- **Entries**
* * * * * * * * *

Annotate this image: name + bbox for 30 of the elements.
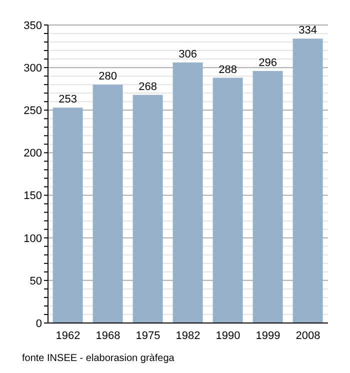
data-label: 253 (58, 94, 77, 106)
data-label: 296 (258, 56, 277, 69)
y-tick-label: 50 (30, 275, 42, 288)
y-tick-label: 300 (24, 62, 42, 74)
bar (292, 38, 323, 323)
x-tick-label: 1999 (256, 330, 280, 342)
data-label: 280 (98, 70, 117, 83)
x-tick-label: 1990 (216, 330, 240, 342)
y-tick-label: 350 (24, 20, 42, 32)
x-tick-label: 1975 (136, 330, 160, 342)
x-tick-label: 1982 (176, 330, 200, 342)
y-tick-label: 150 (24, 190, 42, 202)
bar (52, 108, 83, 323)
data-label: 288 (218, 64, 237, 76)
data-label: 334 (298, 24, 317, 37)
x-tick-label: 1968 (96, 330, 120, 342)
bar (212, 78, 243, 323)
y-tick-label: 100 (24, 232, 42, 245)
bar (132, 94, 163, 323)
y-tick-label: 250 (24, 105, 42, 118)
x-tick-label: 2008 (296, 330, 320, 342)
bar (252, 70, 283, 323)
data-label: 306 (178, 48, 197, 60)
bar (172, 62, 203, 323)
x-tick-label: 1962 (56, 330, 80, 342)
bar (92, 84, 123, 323)
source-note: fonte INSEE - elaborasion gràfega (22, 353, 176, 364)
data-label: 268 (138, 80, 157, 93)
y-tick-label: 0 (36, 318, 42, 330)
y-tick-label: 200 (24, 148, 42, 160)
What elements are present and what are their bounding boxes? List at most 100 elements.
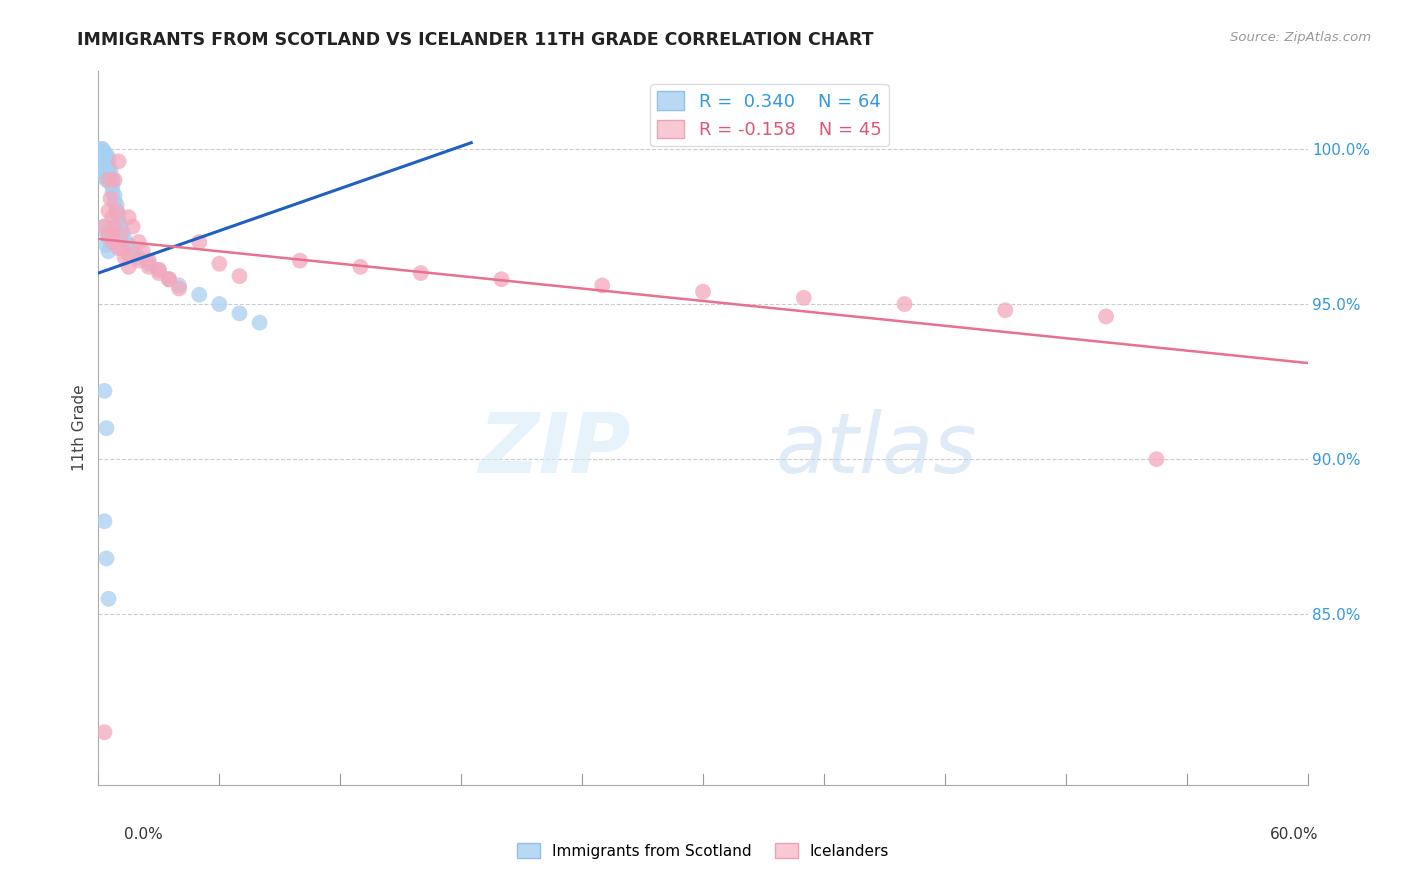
Point — [101, 186, 124, 200]
Point — [101, 173, 124, 187]
Point — [100, 176, 122, 190]
Y-axis label: 11th Grade: 11th Grade — [72, 384, 87, 472]
Point — [93, 384, 115, 398]
Text: Source: ZipAtlas.com: Source: ZipAtlas.com — [1230, 31, 1371, 45]
Point — [111, 226, 134, 240]
Point — [1095, 310, 1118, 324]
Point — [89, 163, 111, 178]
Text: atlas: atlas — [776, 409, 977, 490]
Point — [107, 207, 129, 221]
Point — [96, 161, 118, 175]
Point — [349, 260, 371, 274]
Point — [97, 157, 120, 171]
Point — [121, 244, 143, 259]
Point — [93, 161, 115, 175]
Point — [128, 235, 150, 249]
Point — [97, 228, 120, 243]
Point — [167, 281, 190, 295]
Point — [101, 179, 124, 194]
Point — [91, 145, 114, 159]
Point — [288, 253, 311, 268]
Point — [103, 219, 125, 234]
Point — [105, 204, 128, 219]
Point — [110, 219, 132, 234]
Point — [118, 260, 141, 274]
Point — [100, 192, 122, 206]
Point — [692, 285, 714, 299]
Point — [97, 151, 120, 165]
Point — [97, 173, 120, 187]
Point — [101, 235, 124, 249]
Point — [96, 226, 118, 240]
Point — [591, 278, 613, 293]
Point — [1146, 452, 1168, 467]
Point — [110, 228, 132, 243]
Point — [97, 163, 120, 178]
Point — [228, 306, 250, 320]
Point — [118, 210, 141, 224]
Point — [157, 272, 180, 286]
Point — [91, 151, 114, 165]
Point — [491, 272, 513, 286]
Text: 60.0%: 60.0% — [1271, 827, 1319, 842]
Point — [91, 157, 114, 171]
Point — [93, 219, 115, 234]
Point — [97, 591, 120, 606]
Point — [93, 145, 115, 159]
Point — [93, 169, 115, 184]
Point — [157, 272, 180, 286]
Point — [89, 142, 111, 156]
Point — [148, 263, 170, 277]
Legend: Immigrants from Scotland, Icelanders: Immigrants from Scotland, Icelanders — [510, 837, 896, 864]
Point — [208, 297, 231, 311]
Point — [111, 241, 134, 255]
Point — [105, 198, 128, 212]
Point — [91, 163, 114, 178]
Point — [93, 151, 115, 165]
Point — [97, 169, 120, 184]
Point — [103, 194, 125, 209]
Point — [132, 244, 155, 259]
Point — [100, 169, 122, 184]
Point — [91, 142, 114, 156]
Text: 0.0%: 0.0% — [124, 827, 163, 842]
Point — [96, 148, 118, 162]
Point — [118, 238, 141, 252]
Point — [93, 154, 115, 169]
Point — [114, 232, 136, 246]
Point — [97, 204, 120, 219]
Point — [208, 257, 231, 271]
Legend: R =  0.340    N = 64, R = -0.158    N = 45: R = 0.340 N = 64, R = -0.158 N = 45 — [650, 84, 889, 146]
Point — [249, 316, 271, 330]
Point — [148, 266, 170, 280]
Point — [96, 421, 118, 435]
Point — [89, 145, 111, 159]
Point — [138, 257, 160, 271]
Point — [103, 188, 125, 202]
Point — [96, 154, 118, 169]
Point — [188, 235, 211, 249]
Point — [101, 226, 124, 240]
Point — [96, 173, 118, 187]
Point — [138, 253, 160, 268]
Point — [138, 260, 160, 274]
Point — [893, 297, 915, 311]
Point — [128, 253, 150, 268]
Point — [105, 204, 128, 219]
Point — [107, 154, 129, 169]
Point — [114, 251, 136, 265]
Point — [100, 163, 122, 178]
Point — [409, 266, 432, 280]
Point — [148, 263, 170, 277]
Point — [188, 287, 211, 301]
Point — [93, 219, 115, 234]
Point — [96, 167, 118, 181]
Point — [107, 241, 129, 255]
Point — [97, 232, 120, 246]
Point — [89, 148, 111, 162]
Point — [228, 269, 250, 284]
Point — [91, 154, 114, 169]
Point — [89, 157, 111, 171]
Point — [157, 272, 180, 286]
Point — [793, 291, 815, 305]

* * * * * * * * *

- **Problem requirements**
Reproduce all of the data above line for line without changing anything, but leave out the pictures.

- **Solution for this problem**
Annotate this image: name + bbox for 30 of the elements.
data-label: 253 (58, 94, 77, 106)
data-label: 296 (258, 56, 277, 69)
y-tick-label: 50 (30, 275, 42, 288)
y-tick-label: 300 (24, 62, 42, 74)
bar (292, 38, 323, 323)
x-tick-label: 1999 (256, 330, 280, 342)
data-label: 280 (98, 70, 117, 83)
x-tick-label: 1990 (216, 330, 240, 342)
y-tick-label: 350 (24, 20, 42, 32)
x-tick-label: 1975 (136, 330, 160, 342)
x-tick-label: 1982 (176, 330, 200, 342)
y-tick-label: 150 (24, 190, 42, 202)
bar (52, 108, 83, 323)
data-label: 288 (218, 64, 237, 76)
data-label: 334 (298, 24, 317, 37)
x-tick-label: 1968 (96, 330, 120, 342)
bar (212, 78, 243, 323)
y-tick-label: 100 (24, 232, 42, 245)
bar (132, 94, 163, 323)
y-tick-label: 250 (24, 105, 42, 118)
x-tick-label: 2008 (296, 330, 320, 342)
bar (252, 70, 283, 323)
data-label: 306 (178, 48, 197, 60)
bar (172, 62, 203, 323)
x-tick-label: 1962 (56, 330, 80, 342)
bar (92, 84, 123, 323)
source-note: fonte INSEE - elaborasion gràfega (22, 353, 176, 364)
data-label: 268 (138, 80, 157, 93)
y-tick-label: 0 (36, 318, 42, 330)
y-tick-label: 200 (24, 148, 42, 160)
What elements are present and what are their bounding boxes? List at most 100 elements.
Point — [101, 186, 124, 200]
Point — [101, 173, 124, 187]
Point — [100, 176, 122, 190]
Y-axis label: 11th Grade: 11th Grade — [72, 384, 87, 472]
Point — [93, 384, 115, 398]
Text: Source: ZipAtlas.com: Source: ZipAtlas.com — [1230, 31, 1371, 45]
Point — [111, 226, 134, 240]
Point — [1095, 310, 1118, 324]
Point — [89, 163, 111, 178]
Text: atlas: atlas — [776, 409, 977, 490]
Point — [107, 207, 129, 221]
Point — [96, 161, 118, 175]
Point — [349, 260, 371, 274]
Point — [97, 157, 120, 171]
Point — [121, 244, 143, 259]
Point — [93, 161, 115, 175]
Point — [128, 235, 150, 249]
Point — [97, 228, 120, 243]
Point — [167, 281, 190, 295]
Point — [101, 179, 124, 194]
Point — [91, 145, 114, 159]
Point — [288, 253, 311, 268]
Point — [103, 219, 125, 234]
Point — [105, 204, 128, 219]
Point — [110, 219, 132, 234]
Point — [118, 260, 141, 274]
Point — [100, 192, 122, 206]
Point — [692, 285, 714, 299]
Point — [97, 151, 120, 165]
Point — [97, 173, 120, 187]
Point — [101, 235, 124, 249]
Point — [96, 226, 118, 240]
Point — [591, 278, 613, 293]
Point — [1146, 452, 1168, 467]
Point — [110, 228, 132, 243]
Point — [97, 163, 120, 178]
Point — [228, 306, 250, 320]
Point — [118, 210, 141, 224]
Point — [157, 272, 180, 286]
Point — [91, 151, 114, 165]
Point — [491, 272, 513, 286]
Text: 60.0%: 60.0% — [1271, 827, 1319, 842]
Point — [91, 157, 114, 171]
Point — [93, 219, 115, 234]
Point — [97, 591, 120, 606]
Point — [93, 145, 115, 159]
Point — [93, 169, 115, 184]
Point — [157, 272, 180, 286]
Point — [89, 142, 111, 156]
Point — [148, 263, 170, 277]
Legend: Immigrants from Scotland, Icelanders: Immigrants from Scotland, Icelanders — [510, 837, 896, 864]
Point — [208, 297, 231, 311]
Point — [111, 241, 134, 255]
Point — [105, 198, 128, 212]
Point — [91, 163, 114, 178]
Point — [93, 151, 115, 165]
Point — [97, 169, 120, 184]
Point — [103, 194, 125, 209]
Point — [132, 244, 155, 259]
Point — [100, 169, 122, 184]
Point — [91, 142, 114, 156]
Text: 0.0%: 0.0% — [124, 827, 163, 842]
Point — [96, 148, 118, 162]
Point — [118, 238, 141, 252]
Point — [93, 154, 115, 169]
Point — [114, 232, 136, 246]
Point — [97, 204, 120, 219]
Point — [208, 257, 231, 271]
Legend: R =  0.340    N = 64, R = -0.158    N = 45: R = 0.340 N = 64, R = -0.158 N = 45 — [650, 84, 889, 146]
Point — [249, 316, 271, 330]
Point — [148, 266, 170, 280]
Point — [96, 421, 118, 435]
Point — [89, 145, 111, 159]
Point — [138, 257, 160, 271]
Point — [103, 188, 125, 202]
Point — [96, 154, 118, 169]
Point — [188, 235, 211, 249]
Point — [101, 226, 124, 240]
Point — [96, 173, 118, 187]
Point — [138, 253, 160, 268]
Point — [138, 260, 160, 274]
Point — [893, 297, 915, 311]
Point — [128, 253, 150, 268]
Point — [105, 204, 128, 219]
Point — [107, 154, 129, 169]
Point — [114, 251, 136, 265]
Point — [100, 163, 122, 178]
Point — [409, 266, 432, 280]
Point — [148, 263, 170, 277]
Point — [188, 287, 211, 301]
Point — [93, 219, 115, 234]
Point — [96, 167, 118, 181]
Point — [107, 241, 129, 255]
Point — [97, 232, 120, 246]
Point — [89, 148, 111, 162]
Point — [228, 269, 250, 284]
Point — [91, 154, 114, 169]
Point — [89, 157, 111, 171]
Point — [157, 272, 180, 286]
Point — [793, 291, 815, 305]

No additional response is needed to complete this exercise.